**TASK ITEM**. Write what comes next in the Spark Java sample on collecting female netizens' shopping data, starting right after its final line, "// Register table."

**EXTRACT**.
════
Updated on 2022-08-16 GMT+08:00

Java Sample Code

Function

Collects the information of female netizens who spend more than 2 hours in online shopping on the weekend from the log files (The class name and file name must be the same as those in the actual code. The following is only an example).

Sample Code

The following code segment is only an example. For details, see com.huawei.bigdata.spark.examples.FemaleInfoCollection.

public static void main(String[] args) throws Exception {
SparkSession spark = SparkSession
      .builder()
      .appName("CollectFemaleInfo")
      .config("spark.some.config.option", "some-value")
      .getOrCreate();

        // Convert RDD to DataFrame through the implicit conversion.
        JavaRDD<FemaleInfo> femaleInfoJavaRDD = spark.read().textFile(args[0]). javaRDD().map(
                new Function<String, FemaleInfo>() {
                    @Override
                    public FemaleInfo call(String line) throws Exception {
                        String[] parts = line.split(",");
                        FemaleInfo femaleInfo = new FemaleInfo();
                        femaleInfo.setName(parts[0]);
                        femaleInfo.setGender(parts[1]);
                        femaleInfo.setStayTime(Integer.parseInt(parts[2].trim()));
                        return femaleInfo;
                    }
                });

        // Register table.
════
**DATA SUPPLIED**.

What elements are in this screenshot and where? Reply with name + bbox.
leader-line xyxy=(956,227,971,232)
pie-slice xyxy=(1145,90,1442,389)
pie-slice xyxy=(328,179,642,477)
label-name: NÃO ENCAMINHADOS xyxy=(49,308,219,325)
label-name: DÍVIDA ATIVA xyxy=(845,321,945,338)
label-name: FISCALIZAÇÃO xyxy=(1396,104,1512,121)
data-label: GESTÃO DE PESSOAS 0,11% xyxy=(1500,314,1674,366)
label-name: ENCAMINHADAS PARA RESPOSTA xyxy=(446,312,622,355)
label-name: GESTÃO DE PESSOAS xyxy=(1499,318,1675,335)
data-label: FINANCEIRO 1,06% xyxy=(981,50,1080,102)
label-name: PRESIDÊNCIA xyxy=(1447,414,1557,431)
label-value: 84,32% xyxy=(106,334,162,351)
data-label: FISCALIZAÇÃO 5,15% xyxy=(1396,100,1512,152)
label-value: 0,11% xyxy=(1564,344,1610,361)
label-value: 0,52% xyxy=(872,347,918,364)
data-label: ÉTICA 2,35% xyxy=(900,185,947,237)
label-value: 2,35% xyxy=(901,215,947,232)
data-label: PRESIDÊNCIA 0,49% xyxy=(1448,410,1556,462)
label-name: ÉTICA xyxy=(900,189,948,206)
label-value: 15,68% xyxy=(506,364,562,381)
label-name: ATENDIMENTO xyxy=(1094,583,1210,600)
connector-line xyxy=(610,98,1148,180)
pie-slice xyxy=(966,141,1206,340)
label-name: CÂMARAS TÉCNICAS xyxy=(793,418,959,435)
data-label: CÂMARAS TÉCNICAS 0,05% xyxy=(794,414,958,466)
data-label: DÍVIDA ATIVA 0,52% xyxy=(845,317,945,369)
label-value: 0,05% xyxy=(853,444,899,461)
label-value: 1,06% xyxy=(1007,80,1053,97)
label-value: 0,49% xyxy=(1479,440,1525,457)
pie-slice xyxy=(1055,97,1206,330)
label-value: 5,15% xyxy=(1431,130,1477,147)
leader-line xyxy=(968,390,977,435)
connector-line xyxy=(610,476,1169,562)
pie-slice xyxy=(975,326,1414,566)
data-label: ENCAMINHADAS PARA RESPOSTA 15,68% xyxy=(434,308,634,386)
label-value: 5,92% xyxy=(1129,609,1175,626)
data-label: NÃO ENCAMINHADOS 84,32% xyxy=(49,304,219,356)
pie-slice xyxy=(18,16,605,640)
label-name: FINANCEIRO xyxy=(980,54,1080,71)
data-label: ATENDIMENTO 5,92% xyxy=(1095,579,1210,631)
════
**ANSWER SECTION**.
        Dataset<ROW> schemaFemaleInfo = spark.createDataFrame(femaleInfoJavaRDD,FemaleInfo.class);
        schemaFemaleInfo.registerTempTable("FemaleInfoTable");

        // Run SQL query
        Dataset<ROW> femaleTimeInfo = spark.sql("select * from " +
                "(select name,sum(stayTime) as totalStayTime from FemaleInfoTable " +
                "where gender = 'female' group by name )" +
                " tmp where totalStayTime >120");

        // Collect the columns of a row in the result.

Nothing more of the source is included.